What you should do
Look through the data below. Show each line where the string "circle" occurs.

::::

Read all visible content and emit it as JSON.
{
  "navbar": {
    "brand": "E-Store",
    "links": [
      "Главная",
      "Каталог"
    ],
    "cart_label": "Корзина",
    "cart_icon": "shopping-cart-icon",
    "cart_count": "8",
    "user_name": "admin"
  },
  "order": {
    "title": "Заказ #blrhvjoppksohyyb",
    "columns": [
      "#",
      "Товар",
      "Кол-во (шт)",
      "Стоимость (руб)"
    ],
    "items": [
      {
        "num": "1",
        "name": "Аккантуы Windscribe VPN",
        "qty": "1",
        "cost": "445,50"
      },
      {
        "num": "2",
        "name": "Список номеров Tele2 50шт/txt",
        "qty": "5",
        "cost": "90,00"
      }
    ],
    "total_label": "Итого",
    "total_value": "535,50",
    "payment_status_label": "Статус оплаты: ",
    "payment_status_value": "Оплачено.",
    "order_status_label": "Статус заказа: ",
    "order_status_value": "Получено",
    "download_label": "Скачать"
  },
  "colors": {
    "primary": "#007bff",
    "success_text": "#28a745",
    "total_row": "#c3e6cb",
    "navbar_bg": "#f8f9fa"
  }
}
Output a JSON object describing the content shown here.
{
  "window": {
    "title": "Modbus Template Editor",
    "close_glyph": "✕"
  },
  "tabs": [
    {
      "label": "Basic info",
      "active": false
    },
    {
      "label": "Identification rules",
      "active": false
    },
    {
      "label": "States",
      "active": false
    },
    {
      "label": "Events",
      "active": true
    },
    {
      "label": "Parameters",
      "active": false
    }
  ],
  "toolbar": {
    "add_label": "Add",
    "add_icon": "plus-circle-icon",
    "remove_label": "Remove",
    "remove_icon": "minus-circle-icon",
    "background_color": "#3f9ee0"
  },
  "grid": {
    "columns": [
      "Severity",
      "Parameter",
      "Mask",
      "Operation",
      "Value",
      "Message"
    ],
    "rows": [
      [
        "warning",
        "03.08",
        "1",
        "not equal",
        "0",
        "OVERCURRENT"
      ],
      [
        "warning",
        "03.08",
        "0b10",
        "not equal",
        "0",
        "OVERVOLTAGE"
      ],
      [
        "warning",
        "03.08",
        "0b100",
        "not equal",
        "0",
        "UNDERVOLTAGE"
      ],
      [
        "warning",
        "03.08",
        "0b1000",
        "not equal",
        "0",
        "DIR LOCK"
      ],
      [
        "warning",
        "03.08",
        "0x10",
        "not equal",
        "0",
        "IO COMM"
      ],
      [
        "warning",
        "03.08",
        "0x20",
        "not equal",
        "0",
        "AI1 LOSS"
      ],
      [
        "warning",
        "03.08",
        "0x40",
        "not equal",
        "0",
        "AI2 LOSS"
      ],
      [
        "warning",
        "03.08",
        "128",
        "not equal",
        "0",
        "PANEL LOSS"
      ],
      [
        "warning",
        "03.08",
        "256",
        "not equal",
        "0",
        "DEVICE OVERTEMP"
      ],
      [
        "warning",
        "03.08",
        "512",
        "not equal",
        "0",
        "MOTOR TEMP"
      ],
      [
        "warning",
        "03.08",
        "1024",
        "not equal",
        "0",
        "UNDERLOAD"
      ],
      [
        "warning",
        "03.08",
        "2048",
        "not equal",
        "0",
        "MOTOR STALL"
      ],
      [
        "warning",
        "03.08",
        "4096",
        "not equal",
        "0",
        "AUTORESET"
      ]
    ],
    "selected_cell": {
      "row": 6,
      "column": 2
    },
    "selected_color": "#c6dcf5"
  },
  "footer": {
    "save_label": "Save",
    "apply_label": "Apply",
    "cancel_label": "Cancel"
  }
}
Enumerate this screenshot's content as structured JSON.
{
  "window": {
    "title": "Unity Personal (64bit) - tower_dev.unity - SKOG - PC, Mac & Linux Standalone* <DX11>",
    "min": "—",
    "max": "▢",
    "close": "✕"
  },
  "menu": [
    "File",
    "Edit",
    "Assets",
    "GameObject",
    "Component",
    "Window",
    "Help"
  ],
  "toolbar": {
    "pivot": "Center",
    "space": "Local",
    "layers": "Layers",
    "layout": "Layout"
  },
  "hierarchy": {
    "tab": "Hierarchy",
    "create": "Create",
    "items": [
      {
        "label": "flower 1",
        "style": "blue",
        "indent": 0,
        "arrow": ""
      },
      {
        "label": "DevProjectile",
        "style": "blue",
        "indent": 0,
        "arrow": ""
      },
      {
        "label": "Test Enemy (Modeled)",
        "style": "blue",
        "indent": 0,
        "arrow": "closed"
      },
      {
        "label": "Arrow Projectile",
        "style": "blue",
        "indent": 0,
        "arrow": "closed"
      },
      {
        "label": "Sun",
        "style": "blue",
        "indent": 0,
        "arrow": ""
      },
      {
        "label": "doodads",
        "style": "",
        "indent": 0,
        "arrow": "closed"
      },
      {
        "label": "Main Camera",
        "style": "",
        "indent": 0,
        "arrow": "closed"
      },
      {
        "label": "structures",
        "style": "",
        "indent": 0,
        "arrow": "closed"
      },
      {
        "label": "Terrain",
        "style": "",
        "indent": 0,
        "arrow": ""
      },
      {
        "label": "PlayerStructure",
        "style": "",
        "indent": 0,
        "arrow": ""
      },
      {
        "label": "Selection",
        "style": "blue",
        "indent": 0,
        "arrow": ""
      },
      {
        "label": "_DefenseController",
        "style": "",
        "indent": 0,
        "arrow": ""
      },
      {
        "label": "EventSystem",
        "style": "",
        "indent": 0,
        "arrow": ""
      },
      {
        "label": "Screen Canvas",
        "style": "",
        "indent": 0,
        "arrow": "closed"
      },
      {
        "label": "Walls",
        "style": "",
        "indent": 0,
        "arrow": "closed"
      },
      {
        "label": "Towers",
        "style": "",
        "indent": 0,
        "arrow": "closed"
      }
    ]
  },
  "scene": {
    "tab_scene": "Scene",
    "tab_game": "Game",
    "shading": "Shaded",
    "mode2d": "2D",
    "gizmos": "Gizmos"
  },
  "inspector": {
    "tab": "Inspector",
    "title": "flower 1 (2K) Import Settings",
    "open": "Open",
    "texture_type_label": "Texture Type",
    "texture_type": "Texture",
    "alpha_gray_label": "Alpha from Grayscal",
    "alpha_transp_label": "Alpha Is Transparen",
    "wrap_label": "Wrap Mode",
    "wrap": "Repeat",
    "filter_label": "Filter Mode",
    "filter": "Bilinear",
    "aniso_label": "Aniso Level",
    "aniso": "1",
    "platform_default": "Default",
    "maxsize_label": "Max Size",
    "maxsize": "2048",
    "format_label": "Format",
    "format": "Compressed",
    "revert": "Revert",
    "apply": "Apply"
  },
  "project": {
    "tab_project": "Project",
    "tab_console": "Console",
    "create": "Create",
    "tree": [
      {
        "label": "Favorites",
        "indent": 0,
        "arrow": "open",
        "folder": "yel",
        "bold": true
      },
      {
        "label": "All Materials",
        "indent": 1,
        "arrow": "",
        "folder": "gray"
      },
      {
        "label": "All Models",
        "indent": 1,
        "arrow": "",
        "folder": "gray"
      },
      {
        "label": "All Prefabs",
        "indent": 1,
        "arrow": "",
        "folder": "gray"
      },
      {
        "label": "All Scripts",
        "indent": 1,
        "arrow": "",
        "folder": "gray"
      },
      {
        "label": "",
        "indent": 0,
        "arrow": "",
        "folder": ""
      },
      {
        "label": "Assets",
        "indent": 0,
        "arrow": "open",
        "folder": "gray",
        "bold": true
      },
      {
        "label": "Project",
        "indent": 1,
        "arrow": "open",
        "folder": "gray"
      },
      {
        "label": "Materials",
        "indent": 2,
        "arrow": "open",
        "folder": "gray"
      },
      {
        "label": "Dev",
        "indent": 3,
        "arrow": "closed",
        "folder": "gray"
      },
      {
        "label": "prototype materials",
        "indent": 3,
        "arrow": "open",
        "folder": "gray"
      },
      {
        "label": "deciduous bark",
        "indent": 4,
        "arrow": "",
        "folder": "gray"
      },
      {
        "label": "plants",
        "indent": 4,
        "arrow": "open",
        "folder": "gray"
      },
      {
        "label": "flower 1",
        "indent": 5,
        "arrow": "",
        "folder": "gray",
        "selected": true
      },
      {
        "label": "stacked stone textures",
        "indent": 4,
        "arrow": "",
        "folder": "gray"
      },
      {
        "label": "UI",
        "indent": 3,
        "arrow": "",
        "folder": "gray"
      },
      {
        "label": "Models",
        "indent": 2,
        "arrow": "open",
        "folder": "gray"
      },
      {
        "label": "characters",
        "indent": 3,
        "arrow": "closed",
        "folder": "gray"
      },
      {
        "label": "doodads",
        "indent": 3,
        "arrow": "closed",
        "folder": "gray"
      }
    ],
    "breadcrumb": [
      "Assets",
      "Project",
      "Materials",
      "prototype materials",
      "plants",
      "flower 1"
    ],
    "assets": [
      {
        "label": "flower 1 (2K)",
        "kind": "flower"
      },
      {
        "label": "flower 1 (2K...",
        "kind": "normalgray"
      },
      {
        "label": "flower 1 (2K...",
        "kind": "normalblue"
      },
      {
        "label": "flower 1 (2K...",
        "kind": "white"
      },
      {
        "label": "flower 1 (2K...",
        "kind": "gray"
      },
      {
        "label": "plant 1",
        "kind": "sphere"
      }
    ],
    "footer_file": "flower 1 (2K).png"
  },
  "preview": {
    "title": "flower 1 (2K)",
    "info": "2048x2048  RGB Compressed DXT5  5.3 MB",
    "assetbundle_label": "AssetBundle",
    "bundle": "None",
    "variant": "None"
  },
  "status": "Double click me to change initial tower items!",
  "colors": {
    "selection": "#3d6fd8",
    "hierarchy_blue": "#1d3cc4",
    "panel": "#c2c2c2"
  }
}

::::

Written response
    "add_icon": "plus-circle-icon",
    "remove_icon": "minus-circle-icon",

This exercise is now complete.